Copy the lines verbatim, beginning with the line that contains "Enumerate this screenshot's" and continuing through the end of the data, and only those lines.
Start of Data entries
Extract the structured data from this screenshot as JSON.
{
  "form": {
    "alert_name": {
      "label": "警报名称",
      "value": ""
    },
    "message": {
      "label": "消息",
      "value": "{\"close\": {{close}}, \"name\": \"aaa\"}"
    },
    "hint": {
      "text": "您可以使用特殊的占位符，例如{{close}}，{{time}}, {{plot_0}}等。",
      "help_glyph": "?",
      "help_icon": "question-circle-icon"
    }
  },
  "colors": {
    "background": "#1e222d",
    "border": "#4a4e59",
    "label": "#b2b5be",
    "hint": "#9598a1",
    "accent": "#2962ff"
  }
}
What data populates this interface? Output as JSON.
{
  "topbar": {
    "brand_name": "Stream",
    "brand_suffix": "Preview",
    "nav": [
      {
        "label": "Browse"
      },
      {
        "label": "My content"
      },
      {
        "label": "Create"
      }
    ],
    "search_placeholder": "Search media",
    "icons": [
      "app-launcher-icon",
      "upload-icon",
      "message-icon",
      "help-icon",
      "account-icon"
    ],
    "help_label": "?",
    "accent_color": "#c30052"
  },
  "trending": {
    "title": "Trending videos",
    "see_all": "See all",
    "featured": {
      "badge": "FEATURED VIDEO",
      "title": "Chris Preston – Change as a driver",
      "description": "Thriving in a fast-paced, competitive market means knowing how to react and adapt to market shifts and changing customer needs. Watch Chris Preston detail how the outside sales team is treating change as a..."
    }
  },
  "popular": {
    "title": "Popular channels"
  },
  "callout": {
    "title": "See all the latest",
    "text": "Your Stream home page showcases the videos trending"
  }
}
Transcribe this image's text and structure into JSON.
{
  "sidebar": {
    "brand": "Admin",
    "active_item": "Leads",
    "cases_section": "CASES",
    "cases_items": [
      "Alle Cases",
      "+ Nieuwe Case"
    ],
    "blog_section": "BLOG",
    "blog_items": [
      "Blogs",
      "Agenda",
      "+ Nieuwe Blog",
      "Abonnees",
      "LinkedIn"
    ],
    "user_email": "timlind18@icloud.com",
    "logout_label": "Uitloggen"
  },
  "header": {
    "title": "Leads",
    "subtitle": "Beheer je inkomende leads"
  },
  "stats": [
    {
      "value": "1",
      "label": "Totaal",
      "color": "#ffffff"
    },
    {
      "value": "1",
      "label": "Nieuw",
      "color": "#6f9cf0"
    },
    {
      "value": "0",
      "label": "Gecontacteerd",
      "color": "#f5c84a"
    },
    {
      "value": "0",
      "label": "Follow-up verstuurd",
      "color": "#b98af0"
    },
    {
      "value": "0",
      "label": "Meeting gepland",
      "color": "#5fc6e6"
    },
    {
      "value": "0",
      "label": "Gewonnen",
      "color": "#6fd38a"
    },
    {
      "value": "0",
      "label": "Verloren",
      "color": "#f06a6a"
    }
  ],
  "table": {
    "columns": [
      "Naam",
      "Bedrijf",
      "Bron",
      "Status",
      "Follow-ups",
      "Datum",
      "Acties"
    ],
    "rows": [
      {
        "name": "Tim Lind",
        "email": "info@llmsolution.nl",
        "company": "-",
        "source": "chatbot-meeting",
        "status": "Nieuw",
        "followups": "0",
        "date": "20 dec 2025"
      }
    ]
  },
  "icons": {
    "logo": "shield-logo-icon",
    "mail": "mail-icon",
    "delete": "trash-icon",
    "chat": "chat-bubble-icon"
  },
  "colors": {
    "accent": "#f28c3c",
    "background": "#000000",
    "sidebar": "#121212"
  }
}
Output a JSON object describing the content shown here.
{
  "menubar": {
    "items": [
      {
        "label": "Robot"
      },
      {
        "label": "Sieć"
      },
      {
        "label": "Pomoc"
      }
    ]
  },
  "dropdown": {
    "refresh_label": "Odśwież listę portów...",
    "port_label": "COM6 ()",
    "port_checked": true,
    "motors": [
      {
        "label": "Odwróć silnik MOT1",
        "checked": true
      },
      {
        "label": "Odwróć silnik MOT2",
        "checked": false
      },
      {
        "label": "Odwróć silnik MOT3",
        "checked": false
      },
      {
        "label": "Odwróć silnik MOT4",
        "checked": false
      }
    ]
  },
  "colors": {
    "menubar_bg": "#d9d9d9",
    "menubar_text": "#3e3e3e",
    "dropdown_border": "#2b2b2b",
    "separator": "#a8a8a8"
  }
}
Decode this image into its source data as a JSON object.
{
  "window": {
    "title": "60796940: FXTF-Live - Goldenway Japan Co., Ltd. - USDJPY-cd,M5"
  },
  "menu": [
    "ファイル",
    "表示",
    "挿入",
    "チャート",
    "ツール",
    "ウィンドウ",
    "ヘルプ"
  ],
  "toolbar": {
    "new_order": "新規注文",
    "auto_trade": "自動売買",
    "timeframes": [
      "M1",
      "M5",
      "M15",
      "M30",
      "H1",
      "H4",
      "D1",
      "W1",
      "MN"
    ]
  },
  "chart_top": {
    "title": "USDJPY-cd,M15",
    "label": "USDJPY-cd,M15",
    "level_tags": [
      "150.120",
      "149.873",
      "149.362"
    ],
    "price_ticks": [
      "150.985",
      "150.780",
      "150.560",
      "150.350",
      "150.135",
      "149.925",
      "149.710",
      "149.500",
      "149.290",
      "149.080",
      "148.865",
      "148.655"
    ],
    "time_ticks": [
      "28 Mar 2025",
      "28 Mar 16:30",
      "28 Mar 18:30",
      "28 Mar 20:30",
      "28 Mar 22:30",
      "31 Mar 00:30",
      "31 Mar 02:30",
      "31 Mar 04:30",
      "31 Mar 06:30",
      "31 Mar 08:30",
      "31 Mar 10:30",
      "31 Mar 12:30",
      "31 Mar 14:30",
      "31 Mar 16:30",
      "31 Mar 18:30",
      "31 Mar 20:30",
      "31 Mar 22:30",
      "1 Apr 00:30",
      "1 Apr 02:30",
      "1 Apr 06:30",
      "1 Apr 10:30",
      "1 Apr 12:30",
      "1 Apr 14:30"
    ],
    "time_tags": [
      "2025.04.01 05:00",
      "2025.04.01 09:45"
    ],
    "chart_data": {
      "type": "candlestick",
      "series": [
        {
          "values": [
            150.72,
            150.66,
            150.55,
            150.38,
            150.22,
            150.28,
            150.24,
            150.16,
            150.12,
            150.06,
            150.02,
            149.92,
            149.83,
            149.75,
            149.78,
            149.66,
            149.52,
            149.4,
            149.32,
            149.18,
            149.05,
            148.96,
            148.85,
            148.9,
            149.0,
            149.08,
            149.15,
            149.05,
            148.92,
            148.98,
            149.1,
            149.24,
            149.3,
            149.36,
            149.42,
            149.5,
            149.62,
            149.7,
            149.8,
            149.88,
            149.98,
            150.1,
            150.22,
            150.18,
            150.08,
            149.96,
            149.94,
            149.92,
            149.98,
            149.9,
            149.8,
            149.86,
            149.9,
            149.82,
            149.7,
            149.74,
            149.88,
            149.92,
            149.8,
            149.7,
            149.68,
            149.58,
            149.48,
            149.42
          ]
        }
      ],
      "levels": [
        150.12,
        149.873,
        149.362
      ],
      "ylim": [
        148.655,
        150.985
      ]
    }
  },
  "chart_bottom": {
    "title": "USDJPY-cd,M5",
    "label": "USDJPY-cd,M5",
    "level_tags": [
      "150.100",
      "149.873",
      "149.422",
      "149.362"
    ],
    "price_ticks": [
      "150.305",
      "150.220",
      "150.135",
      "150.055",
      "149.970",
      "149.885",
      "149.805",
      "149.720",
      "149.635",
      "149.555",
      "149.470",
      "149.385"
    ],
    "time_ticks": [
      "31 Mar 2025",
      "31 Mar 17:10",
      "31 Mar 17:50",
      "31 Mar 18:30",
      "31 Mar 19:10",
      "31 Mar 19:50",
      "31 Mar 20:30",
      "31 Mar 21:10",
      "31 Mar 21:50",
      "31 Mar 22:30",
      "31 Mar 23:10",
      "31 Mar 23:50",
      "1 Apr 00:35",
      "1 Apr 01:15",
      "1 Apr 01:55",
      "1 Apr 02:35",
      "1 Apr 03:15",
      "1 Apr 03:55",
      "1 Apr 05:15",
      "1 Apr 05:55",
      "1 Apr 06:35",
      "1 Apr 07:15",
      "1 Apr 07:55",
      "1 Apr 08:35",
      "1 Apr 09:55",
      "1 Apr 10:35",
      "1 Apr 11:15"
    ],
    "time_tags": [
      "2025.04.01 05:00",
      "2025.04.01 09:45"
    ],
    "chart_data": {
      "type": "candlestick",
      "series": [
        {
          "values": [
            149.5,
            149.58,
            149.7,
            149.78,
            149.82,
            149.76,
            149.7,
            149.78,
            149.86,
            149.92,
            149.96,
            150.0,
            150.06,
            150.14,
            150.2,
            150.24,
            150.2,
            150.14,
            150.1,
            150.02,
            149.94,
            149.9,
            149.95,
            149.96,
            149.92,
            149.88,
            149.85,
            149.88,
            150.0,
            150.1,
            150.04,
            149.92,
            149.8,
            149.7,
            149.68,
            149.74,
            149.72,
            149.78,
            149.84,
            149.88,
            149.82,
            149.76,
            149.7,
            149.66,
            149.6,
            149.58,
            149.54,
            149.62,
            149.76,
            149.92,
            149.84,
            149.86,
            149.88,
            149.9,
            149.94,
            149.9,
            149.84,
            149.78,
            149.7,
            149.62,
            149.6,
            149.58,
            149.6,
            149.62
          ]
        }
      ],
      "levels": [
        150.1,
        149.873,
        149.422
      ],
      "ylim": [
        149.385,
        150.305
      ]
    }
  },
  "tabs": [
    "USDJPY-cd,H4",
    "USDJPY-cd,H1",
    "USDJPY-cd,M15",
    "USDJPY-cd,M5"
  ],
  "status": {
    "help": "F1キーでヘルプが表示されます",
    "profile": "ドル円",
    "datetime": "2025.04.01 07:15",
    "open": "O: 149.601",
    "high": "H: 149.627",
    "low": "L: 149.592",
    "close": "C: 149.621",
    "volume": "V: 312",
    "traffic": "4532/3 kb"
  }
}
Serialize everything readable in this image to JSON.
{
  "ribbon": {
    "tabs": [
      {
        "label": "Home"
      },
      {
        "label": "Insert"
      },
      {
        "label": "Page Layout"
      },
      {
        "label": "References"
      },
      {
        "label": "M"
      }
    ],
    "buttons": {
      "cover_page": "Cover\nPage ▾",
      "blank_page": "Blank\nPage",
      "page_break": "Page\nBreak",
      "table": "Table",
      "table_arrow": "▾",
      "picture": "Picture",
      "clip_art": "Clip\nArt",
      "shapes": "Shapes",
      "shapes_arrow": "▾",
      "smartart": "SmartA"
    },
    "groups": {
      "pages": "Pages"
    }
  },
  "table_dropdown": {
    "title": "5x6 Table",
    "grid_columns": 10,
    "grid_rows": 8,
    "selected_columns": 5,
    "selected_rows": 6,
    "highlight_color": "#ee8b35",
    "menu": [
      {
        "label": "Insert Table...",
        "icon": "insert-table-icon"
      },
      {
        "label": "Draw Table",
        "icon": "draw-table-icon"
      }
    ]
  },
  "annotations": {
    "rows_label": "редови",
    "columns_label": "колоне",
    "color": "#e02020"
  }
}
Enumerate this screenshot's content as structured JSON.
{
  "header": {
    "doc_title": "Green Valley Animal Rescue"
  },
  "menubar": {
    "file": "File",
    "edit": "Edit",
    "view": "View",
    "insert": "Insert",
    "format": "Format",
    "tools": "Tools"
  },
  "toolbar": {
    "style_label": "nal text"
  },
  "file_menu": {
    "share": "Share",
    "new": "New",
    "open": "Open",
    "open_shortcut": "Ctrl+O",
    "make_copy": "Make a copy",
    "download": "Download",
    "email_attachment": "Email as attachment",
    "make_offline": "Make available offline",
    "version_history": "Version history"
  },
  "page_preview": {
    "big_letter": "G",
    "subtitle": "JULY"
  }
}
End of Data entries
Result for this task |
Enumerate this screenshot's content as structured JSON.
{
  "header": {
    "doc_title": "Green Valley Animal Rescue"
  },
  "menubar": {
    "file": "File",
    "edit": "Edit",
    "view": "View",
    "insert": "Insert",
    "format": "Format",
    "tools": "Tools"
  },
  "toolbar": {
    "style_label": "nal text"
  },
  "file_menu": {
    "share": "Share",
    "new": "New",
    "open": "Open",
    "open_shortcut": "Ctrl+O",
    "make_copy": "Make a copy",
    "download": "Download",
    "email_attachment": "Email as attachment",
    "make_offline": "Make available offline",
    "version_history": "Version history"
  },
  "page_preview": {
    "big_letter": "G",
    "subtitle": "JULY"
  }
}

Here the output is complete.